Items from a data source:
--- start ---
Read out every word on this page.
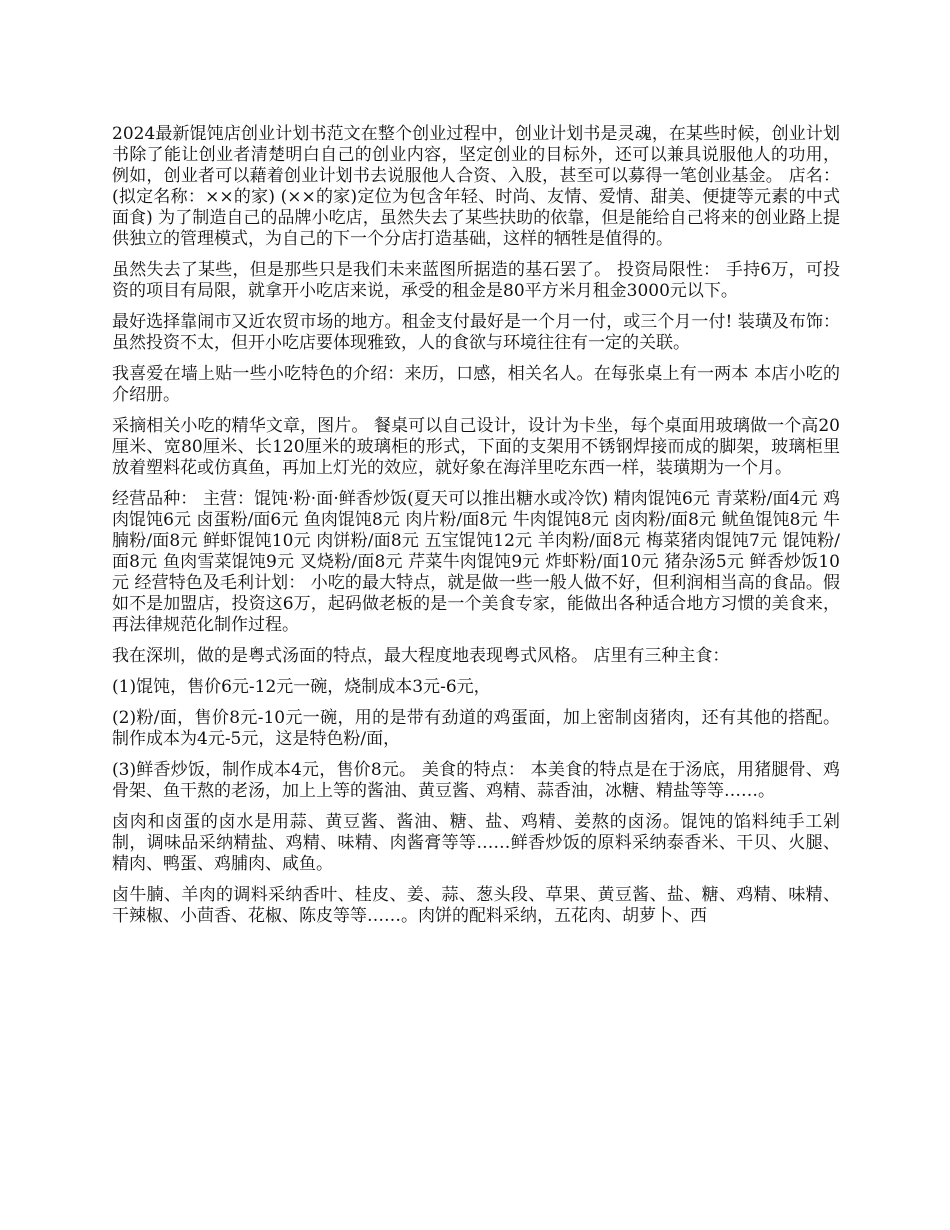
2024最新馄饨店创业计划书范文在整个创业过程中，创业计划书是灵魂，在某些时候，创业计划书除了能让创业者清楚明白自己的创业内容，坚定创业的目标外，还可以兼具说服他人的功用，例如，创业者可以藉着创业计划书去说服他人合资、入股，甚至可以募得一笔创业基金。 店名：(拟定名称：××的家) (××的家)定位为包含年轻、时尚、友情、爱情、甜美、便捷等元素的中式面食) 为了制造自己的品牌小吃店，虽然失去了某些扶助的依靠，但是能给自己将来的创业路上提供独立的管理模式，为自己的下一个分店打造基础，这样的牺牲是值得的。

虽然失去了某些，但是那些只是我们未来蓝图所据造的基石罢了。 投资局限性： 手持6万，可投资的项目有局限，就拿开小吃店来说，承受的租金是80平方米月租金3000元以下。

最好选择靠闹市又近农贸市场的地方。租金支付最好是一个月一付，或三个月一付! 装璜及布饰： 虽然投资不太，但开小吃店要体现雅致，人的食欲与环境往往有一定的关联。

我喜爱在墙上贴一些小吃特色的介绍：来历，口感，相关名人。在每张桌上有一两本 本店小吃的介绍册。

采摘相关小吃的精华文章，图片。 餐桌可以自己设计，设计为卡坐，每个桌面用玻璃做一个高20厘米、宽80厘米、长120厘米的玻璃柜的形式，下面的支架用不锈钢焊接而成的脚架，玻璃柜里放着塑料花或仿真鱼，再加上灯光的效应，就好象在海洋里吃东西一样，装璜期为一个月。

经营品种： 主营：馄饨·粉·面·鲜香炒饭(夏天可以推出糖水或冷饮) 精肉馄饨6元 青菜粉/面4元 鸡肉馄饨6元 卤蛋粉/面6元 鱼肉馄饨8元 肉片粉/面8元 牛肉馄饨8元 卤肉粉/面8元 鱿鱼馄饨8元 牛腩粉/面8元 鲜虾馄饨10元 肉饼粉/面8元 五宝馄饨12元 羊肉粉/面8元 梅菜猪肉馄饨7元 馄饨粉/面8元 鱼肉雪菜馄饨9元 叉烧粉/面8元 芹菜牛肉馄饨9元 炸虾粉/面10元 猪杂汤5元 鲜香炒饭10元 经营特色及毛利计划： 小吃的最大特点，就是做一些一般人做不好，但利润相当高的食品。假如不是加盟店，投资这6万，起码做老板的是一个美食专家，能做出各种适合地方习惯的美食来，再法律规范化制作过程。

我在深圳，做的是粤式汤面的特点，最大程度地表现粤式风格。 店里有三种主食：

(1)馄饨，售价6元-12元一碗，烧制成本3元-6元，

(2)粉/面，售价8元-10元一碗，用的是带有劲道的鸡蛋面，加上密制卤猪肉，还有其他的搭配。制作成本为4元-5元，这是特色粉/面，

(3)鲜香炒饭，制作成本4元，售价8元。 美食的特点： 本美食的特点是在于汤底，用猪腿骨、鸡骨架、鱼干熬的老汤，加上上等的酱油、黄豆酱、鸡精、蒜香油，冰糖、精盐等等……。

卤肉和卤蛋的卤水是用蒜、黄豆酱、酱油、糖、盐、鸡精、姜熬的卤汤。馄饨的馅料纯手工剁制，调味品采纳精盐、鸡精、味精、肉酱膏等等……鲜香炒饭的原料采纳泰香米、干贝、火腿、精肉、鸭蛋、鸡脯肉、咸鱼。

卤牛腩、羊肉的调料采纳香叶、桂皮、姜、蒜、葱头段、草果、黄豆酱、盐、糖、鸡精、味精、干辣椒、小茴香、花椒、陈皮等等……。肉饼的配料采纳，五花肉、胡萝卜、西
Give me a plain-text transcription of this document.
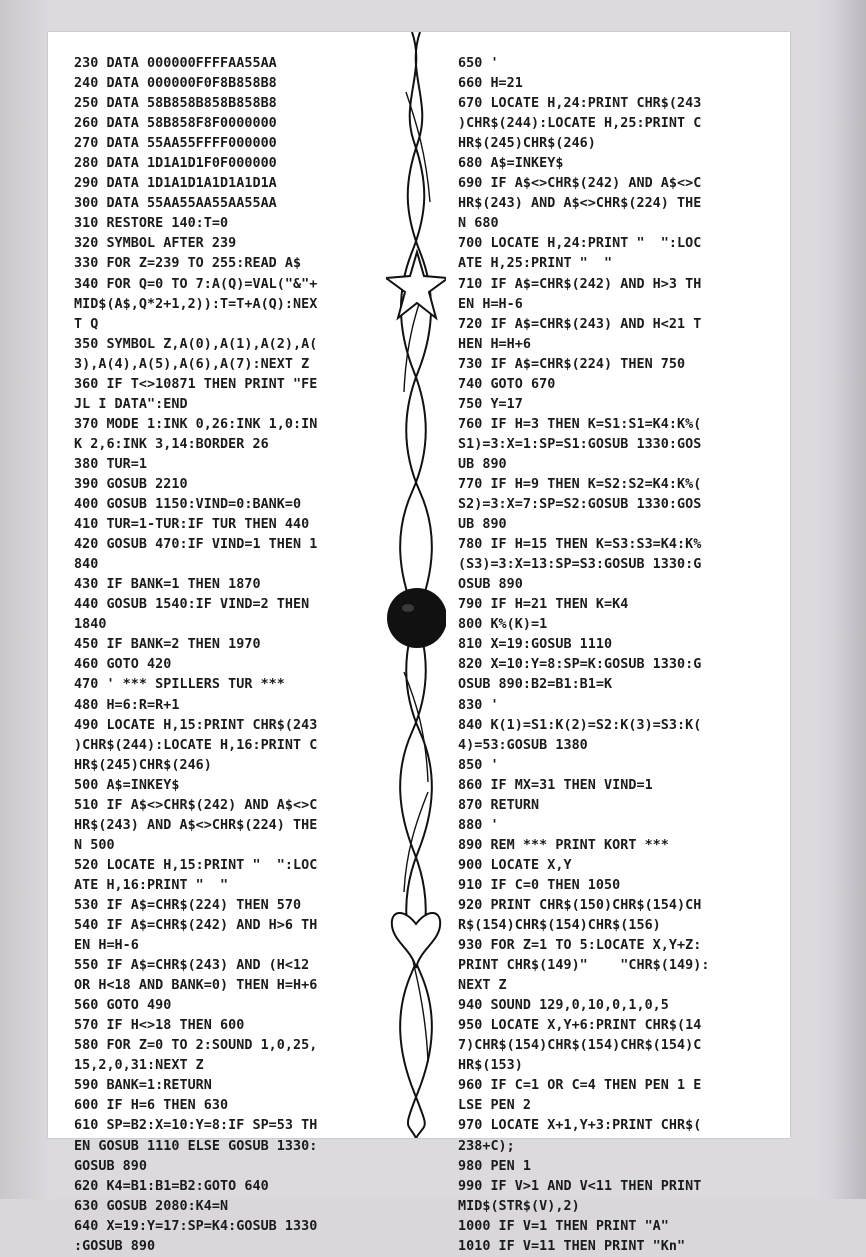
230 DATA 000000FFFFAA55AA
240 DATA 000000F0F8B858B8
250 DATA 58B858B858B858B8
260 DATA 58B858F8F0000000
270 DATA 55AA55FFFF000000
280 DATA 1D1A1D1F0F000000
290 DATA 1D1A1D1A1D1A1D1A
300 DATA 55AA55AA55AA55AA
310 RESTORE 140:T=0
320 SYMBOL AFTER 239
330 FOR Z=239 TO 255:READ A$
340 FOR Q=0 TO 7:A(Q)=VAL("&"+
MID$(A$,Q*2+1,2)):T=T+A(Q):NEX
T Q
350 SYMBOL Z,A(0),A(1),A(2),A(
3),A(4),A(5),A(6),A(7):NEXT Z
360 IF T<>10871 THEN PRINT "FE
JL I DATA":END
370 MODE 1:INK 0,26:INK 1,0:IN
K 2,6:INK 3,14:BORDER 26
380 TUR=1
390 GOSUB 2210
400 GOSUB 1150:VIND=0:BANK=0
410 TUR=1-TUR:IF TUR THEN 440
420 GOSUB 470:IF VIND=1 THEN 1
840
430 IF BANK=1 THEN 1870
440 GOSUB 1540:IF VIND=2 THEN
1840
450 IF BANK=2 THEN 1970
460 GOTO 420
470 ' *** SPILLERS TUR ***
480 H=6:R=R+1
490 LOCATE H,15:PRINT CHR$(243
)CHR$(244):LOCATE H,16:PRINT C
HR$(245)CHR$(246)
500 A$=INKEY$
510 IF A$<>CHR$(242) AND A$<>C
HR$(243) AND A$<>CHR$(224) THE
N 500
520 LOCATE H,15:PRINT "  ":LOC
ATE H,16:PRINT "  "
530 IF A$=CHR$(224) THEN 570
540 IF A$=CHR$(242) AND H>6 TH
EN H=H-6
550 IF A$=CHR$(243) AND (H<12
OR H<18 AND BANK=0) THEN H=H+6
560 GOTO 490
570 IF H<>18 THEN 600
580 FOR Z=0 TO 2:SOUND 1,0,25,
15,2,0,31:NEXT Z
590 BANK=1:RETURN
600 IF H=6 THEN 630
610 SP=B2:X=10:Y=8:IF SP=53 TH
EN GOSUB 1110 ELSE GOSUB 1330:
GOSUB 890
620 K4=B1:B1=B2:GOTO 640
630 GOSUB 2080:K4=N
640 X=19:Y=17:SP=K4:GOSUB 1330
:GOSUB 890
650 '
660 H=21
670 LOCATE H,24:PRINT CHR$(243
)CHR$(244):LOCATE H,25:PRINT C
HR$(245)CHR$(246)
680 A$=INKEY$
690 IF A$<>CHR$(242) AND A$<>C
HR$(243) AND A$<>CHR$(224) THE
N 680
700 LOCATE H,24:PRINT "  ":LOC
ATE H,25:PRINT "  "
710 IF A$=CHR$(242) AND H>3 TH
EN H=H-6
720 IF A$=CHR$(243) AND H<21 T
HEN H=H+6
730 IF A$=CHR$(224) THEN 750
740 GOTO 670
750 Y=17
760 IF H=3 THEN K=S1:S1=K4:K%(
S1)=3:X=1:SP=S1:GOSUB 1330:GOS
UB 890
770 IF H=9 THEN K=S2:S2=K4:K%(
S2)=3:X=7:SP=S2:GOSUB 1330:GOS
UB 890
780 IF H=15 THEN K=S3:S3=K4:K%
(S3)=3:X=13:SP=S3:GOSUB 1330:G
OSUB 890
790 IF H=21 THEN K=K4
800 K%(K)=1
810 X=19:GOSUB 1110
820 X=10:Y=8:SP=K:GOSUB 1330:G
OSUB 890:B2=B1:B1=K
830 '
840 K(1)=S1:K(2)=S2:K(3)=S3:K(
4)=53:GOSUB 1380
850 '
860 IF MX=31 THEN VIND=1
870 RETURN
880 '
890 REM *** PRINT KORT ***
900 LOCATE X,Y
910 IF C=0 THEN 1050
920 PRINT CHR$(150)CHR$(154)CH
R$(154)CHR$(154)CHR$(156)
930 FOR Z=1 TO 5:LOCATE X,Y+Z:
PRINT CHR$(149)"    "CHR$(149):
NEXT Z
940 SOUND 129,0,10,0,1,0,5
950 LOCATE X,Y+6:PRINT CHR$(14
7)CHR$(154)CHR$(154)CHR$(154)C
HR$(153)
960 IF C=1 OR C=4 THEN PEN 1 E
LSE PEN 2
970 LOCATE X+1,Y+3:PRINT CHR$(
238+C);
980 PEN 1
990 IF V>1 AND V<11 THEN PRINT
MID$(STR$(V),2)
1000 IF V=1 THEN PRINT "A"
1010 IF V=11 THEN PRINT "Kn"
--- end ---
Find the word "SOUND" in the records and pull out each line that has it.

580 FOR Z=0 TO 2:SOUND 1,0,25,
940 SOUND 129,0,10,0,1,0,5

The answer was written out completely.